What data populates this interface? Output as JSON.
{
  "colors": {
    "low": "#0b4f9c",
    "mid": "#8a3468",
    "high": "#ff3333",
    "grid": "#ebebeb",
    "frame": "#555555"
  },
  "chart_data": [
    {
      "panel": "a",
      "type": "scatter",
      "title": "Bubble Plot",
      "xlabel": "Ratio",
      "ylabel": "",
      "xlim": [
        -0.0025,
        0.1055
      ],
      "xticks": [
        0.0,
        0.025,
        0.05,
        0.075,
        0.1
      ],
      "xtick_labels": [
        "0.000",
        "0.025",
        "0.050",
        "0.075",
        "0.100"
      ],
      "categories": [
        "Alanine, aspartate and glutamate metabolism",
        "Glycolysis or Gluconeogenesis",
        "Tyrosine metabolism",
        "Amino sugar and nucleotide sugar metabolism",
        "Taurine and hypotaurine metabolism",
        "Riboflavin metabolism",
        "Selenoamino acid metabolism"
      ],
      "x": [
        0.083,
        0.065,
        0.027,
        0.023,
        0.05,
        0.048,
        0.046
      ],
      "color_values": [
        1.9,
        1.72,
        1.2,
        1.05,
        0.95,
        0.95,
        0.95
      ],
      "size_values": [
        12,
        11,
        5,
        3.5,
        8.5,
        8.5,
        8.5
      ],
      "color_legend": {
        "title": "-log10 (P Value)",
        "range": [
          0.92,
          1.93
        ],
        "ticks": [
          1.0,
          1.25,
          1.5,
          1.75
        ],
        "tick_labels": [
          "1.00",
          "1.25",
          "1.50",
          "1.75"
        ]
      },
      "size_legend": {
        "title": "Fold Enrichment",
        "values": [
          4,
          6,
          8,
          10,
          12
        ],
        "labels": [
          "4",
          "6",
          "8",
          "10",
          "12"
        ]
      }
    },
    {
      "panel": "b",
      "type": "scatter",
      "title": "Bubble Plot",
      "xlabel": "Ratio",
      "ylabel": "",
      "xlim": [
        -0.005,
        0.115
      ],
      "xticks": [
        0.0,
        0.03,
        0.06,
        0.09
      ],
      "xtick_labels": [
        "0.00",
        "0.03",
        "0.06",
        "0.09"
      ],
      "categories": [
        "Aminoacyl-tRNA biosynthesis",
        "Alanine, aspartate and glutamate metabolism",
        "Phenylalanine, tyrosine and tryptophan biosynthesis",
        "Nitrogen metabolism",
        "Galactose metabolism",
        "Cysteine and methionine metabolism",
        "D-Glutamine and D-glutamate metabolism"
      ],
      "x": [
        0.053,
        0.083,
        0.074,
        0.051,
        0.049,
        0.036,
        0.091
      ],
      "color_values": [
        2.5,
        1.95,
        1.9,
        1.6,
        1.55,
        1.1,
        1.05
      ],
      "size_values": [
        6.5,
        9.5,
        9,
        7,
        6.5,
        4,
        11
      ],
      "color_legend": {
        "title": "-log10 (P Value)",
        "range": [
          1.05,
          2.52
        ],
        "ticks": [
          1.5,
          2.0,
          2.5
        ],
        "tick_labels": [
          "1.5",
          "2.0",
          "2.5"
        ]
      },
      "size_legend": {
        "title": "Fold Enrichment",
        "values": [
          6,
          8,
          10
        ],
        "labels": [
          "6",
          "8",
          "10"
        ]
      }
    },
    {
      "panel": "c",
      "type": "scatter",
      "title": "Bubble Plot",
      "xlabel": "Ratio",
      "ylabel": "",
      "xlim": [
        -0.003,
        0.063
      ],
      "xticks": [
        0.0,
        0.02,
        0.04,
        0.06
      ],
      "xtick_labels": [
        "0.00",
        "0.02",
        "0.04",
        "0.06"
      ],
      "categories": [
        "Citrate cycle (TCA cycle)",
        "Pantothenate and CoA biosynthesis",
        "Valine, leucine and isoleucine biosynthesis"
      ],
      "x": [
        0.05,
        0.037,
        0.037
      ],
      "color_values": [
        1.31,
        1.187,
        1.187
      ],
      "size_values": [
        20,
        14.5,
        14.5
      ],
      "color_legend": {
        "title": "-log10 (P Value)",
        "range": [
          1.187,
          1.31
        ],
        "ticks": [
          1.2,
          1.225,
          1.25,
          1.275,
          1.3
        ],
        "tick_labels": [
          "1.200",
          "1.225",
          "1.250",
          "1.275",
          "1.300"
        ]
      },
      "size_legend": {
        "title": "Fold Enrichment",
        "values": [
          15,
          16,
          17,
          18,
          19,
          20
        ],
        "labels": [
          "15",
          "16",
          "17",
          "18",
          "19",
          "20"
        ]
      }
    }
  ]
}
————
▶ _WHAT IS EXPECTED_: Would you output the whole listing exactly as written?

▶ _PROBLEM SOLUTION_:
What data populates this interface? Output as JSON.
{
  "colors": {
    "low": "#0b4f9c",
    "mid": "#8a3468",
    "high": "#ff3333",
    "grid": "#ebebeb",
    "frame": "#555555"
  },
  "chart_data": [
    {
      "panel": "a",
      "type": "scatter",
      "title": "Bubble Plot",
      "xlabel": "Ratio",
      "ylabel": "",
      "xlim": [
        -0.0025,
        0.1055
      ],
      "xticks": [
        0.0,
        0.025,
        0.05,
        0.075,
        0.1
      ],
      "xtick_labels": [
        "0.000",
        "0.025",
        "0.050",
        "0.075",
        "0.100"
      ],
      "categories": [
        "Alanine, aspartate and glutamate metabolism",
        "Glycolysis or Gluconeogenesis",
        "Tyrosine metabolism",
        "Amino sugar and nucleotide sugar metabolism",
        "Taurine and hypotaurine metabolism",
        "Riboflavin metabolism",
        "Selenoamino acid metabolism"
      ],
      "x": [
        0.083,
        0.065,
        0.027,
        0.023,
        0.05,
        0.048,
        0.046
      ],
      "color_values": [
        1.9,
        1.72,
        1.2,
        1.05,
        0.95,
        0.95,
        0.95
      ],
      "size_values": [
        12,
        11,
        5,
        3.5,
        8.5,
        8.5,
        8.5
      ],
      "color_legend": {
        "title": "-log10 (P Value)",
        "range": [
          0.92,
          1.93
        ],
        "ticks": [
          1.0,
          1.25,
          1.5,
          1.75
        ],
        "tick_labels": [
          "1.00",
          "1.25",
          "1.50",
          "1.75"
        ]
      },
      "size_legend": {
        "title": "Fold Enrichment",
        "values": [
          4,
          6,
          8,
          10,
          12
        ],
        "labels": [
          "4",
          "6",
          "8",
          "10",
          "12"
        ]
      }
    },
    {
      "panel": "b",
      "type": "scatter",
      "title": "Bubble Plot",
      "xlabel": "Ratio",
      "ylabel": "",
      "xlim": [
        -0.005,
        0.115
      ],
      "xticks": [
        0.0,
        0.03,
        0.06,
        0.09
      ],
      "xtick_labels": [
        "0.00",
        "0.03",
        "0.06",
        "0.09"
      ],
      "categories": [
        "Aminoacyl-tRNA biosynthesis",
        "Alanine, aspartate and glutamate metabolism",
        "Phenylalanine, tyrosine and tryptophan biosynthesis",
        "Nitrogen metabolism",
        "Galactose metabolism",
        "Cysteine and methionine metabolism",
        "D-Glutamine and D-glutamate metabolism"
      ],
      "x": [
        0.053,
        0.083,
        0.074,
        0.051,
        0.049,
        0.036,
        0.091
      ],
      "color_values": [
        2.5,
        1.95,
        1.9,
        1.6,
        1.55,
        1.1,
        1.05
      ],
      "size_values": [
        6.5,
        9.5,
        9,
        7,
        6.5,
        4,
        11
      ],
      "color_legend": {
        "title": "-log10 (P Value)",
        "range": [
          1.05,
          2.52
        ],
        "ticks": [
          1.5,
          2.0,
          2.5
        ],
        "tick_labels": [
          "1.5",
          "2.0",
          "2.5"
        ]
      },
      "size_legend": {
        "title": "Fold Enrichment",
        "values": [
          6,
          8,
          10
        ],
        "labels": [
          "6",
          "8",
          "10"
        ]
      }
    },
    {
      "panel": "c",
      "type": "scatter",
      "title": "Bubble Plot",
      "xlabel": "Ratio",
      "ylabel": "",
      "xlim": [
        -0.003,
        0.063
      ],
      "xticks": [
        0.0,
        0.02,
        0.04,
        0.06
      ],
      "xtick_labels": [
        "0.00",
        "0.02",
        "0.04",
        "0.06"
      ],
      "categories": [
        "Citrate cycle (TCA cycle)",
        "Pantothenate and CoA biosynthesis",
        "Valine, leucine and isoleucine biosynthesis"
      ],
      "x": [
        0.05,
        0.037,
        0.037
      ],
      "color_values": [
        1.31,
        1.187,
        1.187
      ],
      "size_values": [
        20,
        14.5,
        14.5
      ],
      "color_legend": {
        "title": "-log10 (P Value)",
        "range": [
          1.187,
          1.31
        ],
        "ticks": [
          1.2,
          1.225,
          1.25,
          1.275,
          1.3
        ],
        "tick_labels": [
          "1.200",
          "1.225",
          "1.250",
          "1.275",
          "1.300"
        ]
      },
      "size_legend": {
        "title": "Fold Enrichment",
        "values": [
          15,
          16,
          17,
          18,
          19,
          20
        ],
        "labels": [
          "15",
          "16",
          "17",
          "18",
          "19",
          "20"
        ]
      }
    }
  ]
}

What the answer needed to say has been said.